→ Instructions for the task
Images should be left out, and everything else in the listing reproduced exactly.

Extracted data entries:
- - -
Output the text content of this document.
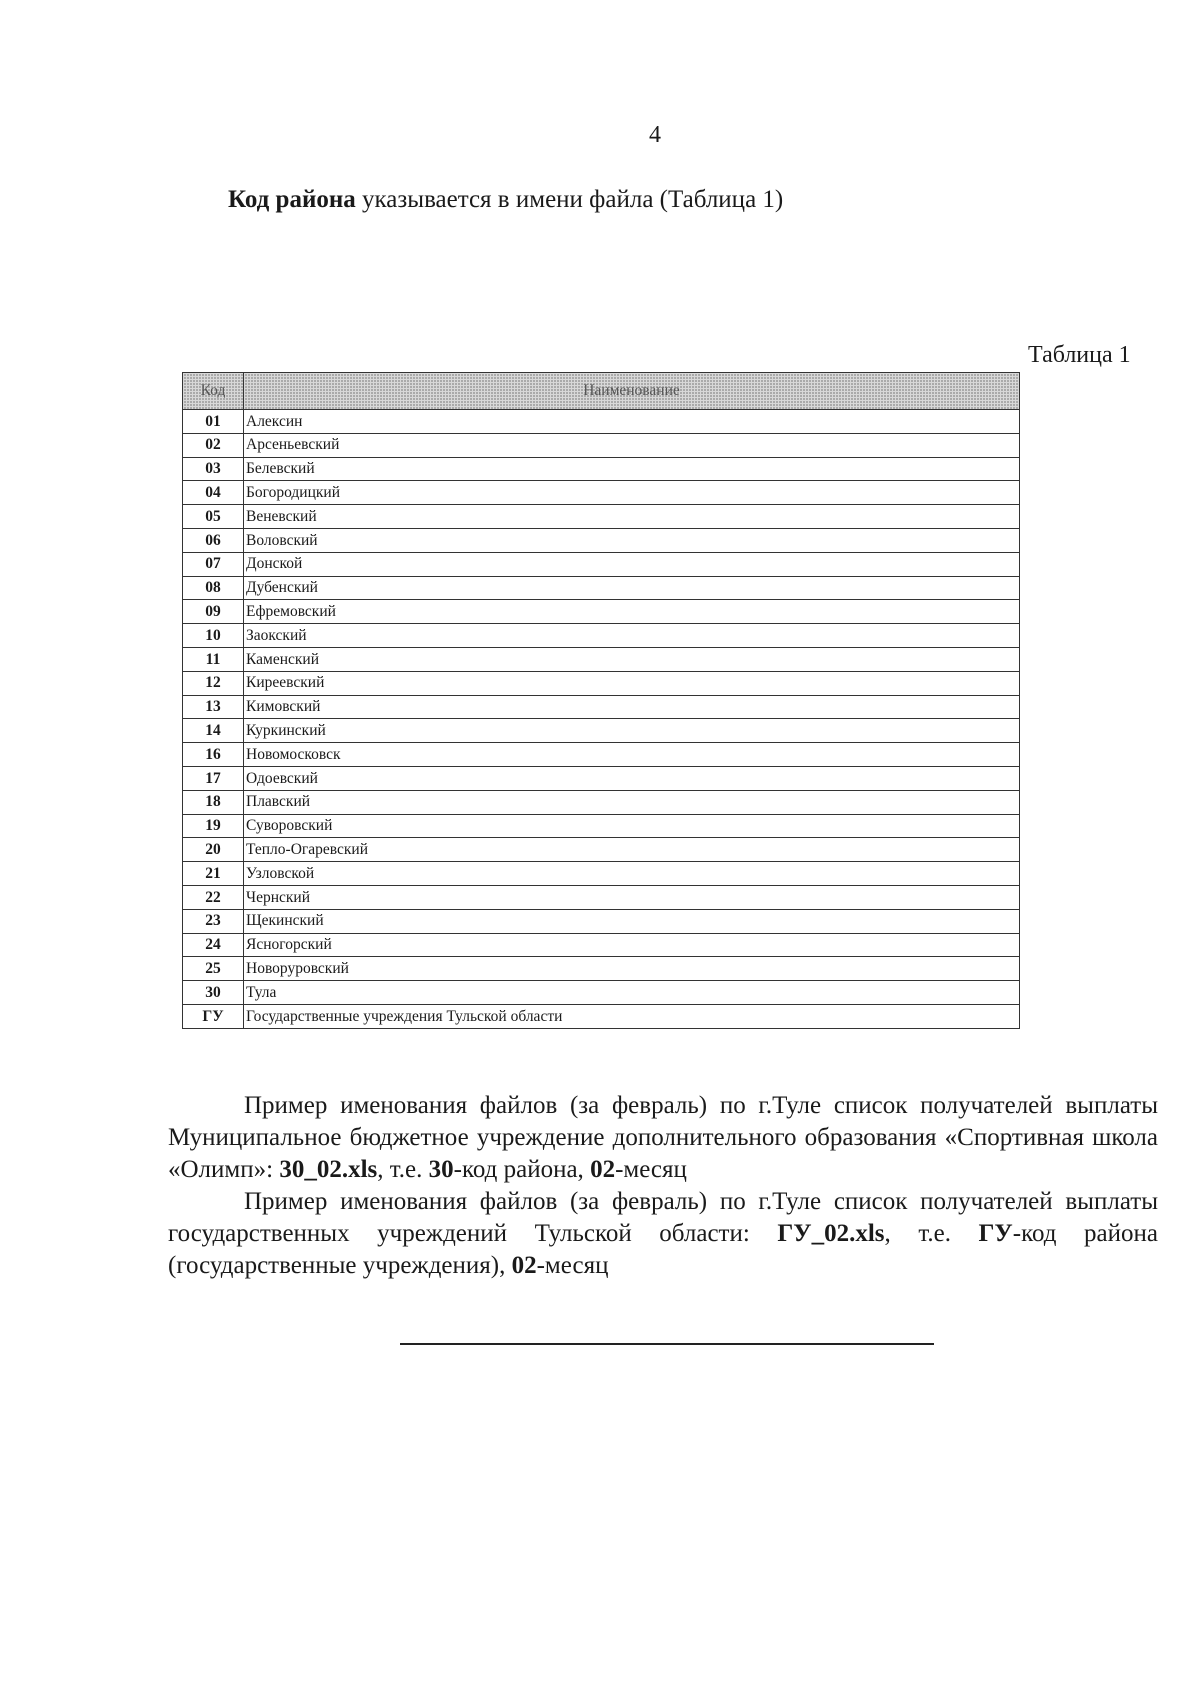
4
Код района указывается в имени файла (Таблица 1)
Таблица 1
Код	Наименование
01	Алексин
02	Арсеньевский
03	Белевский
04	Богородицкий
05	Веневский
06	Воловский
07	Донской
08	Дубенский
09	Ефремовский
10	Заокский
11	Каменский
12	Киреевский
13	Кимовский
14	Куркинский
16	Новомосковск
17	Одоевский
18	Плавский
19	Суворовский
20	Тепло-Огаревский
21	Узловской
22	Чернский
23	Щекинский
24	Ясногорский
25	Новоруровский
30	Тула
ГУ	Государственные учреждения Тульской области
Пример именования файлов (за февраль) по г.Туле список получателей выплаты Муниципальное бюджетное учреждение дополнительного образования «Спортивная школа «Олимп»: 30_02.xls, т.е. 30-код района, 02-месяц
Пример именования файлов (за февраль) по г.Туле список получателей выплаты государственных учреждений Тульской области: ГУ_02.xls, т.е. ГУ-код района (государственные учреждения), 02-месяц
- - -
→ The output
Output the text content of this document.
4
Код района указывается в имени файла (Таблица 1)
Таблица 1
Код	Наименование
01	Алексин
02	Арсеньевский
03	Белевский
04	Богородицкий
05	Веневский
06	Воловский
07	Донской
08	Дубенский
09	Ефремовский
10	Заокский
11	Каменский
12	Киреевский
13	Кимовский
14	Куркинский
16	Новомосковск
17	Одоевский
18	Плавский
19	Суворовский
20	Тепло-Огаревский
21	Узловской
22	Чернский
23	Щекинский
24	Ясногорский
25	Новоруровский
30	Тула
ГУ	Государственные учреждения Тульской области
Пример именования файлов (за февраль) по г.Туле список получателей выплаты Муниципальное бюджетное учреждение дополнительного образования «Спортивная школа «Олимп»: 30_02.xls, т.е. 30-код района, 02-месяц
Пример именования файлов (за февраль) по г.Туле список получателей выплаты государственных учреждений Тульской области: ГУ_02.xls, т.е. ГУ-код района (государственные учреждения), 02-месяц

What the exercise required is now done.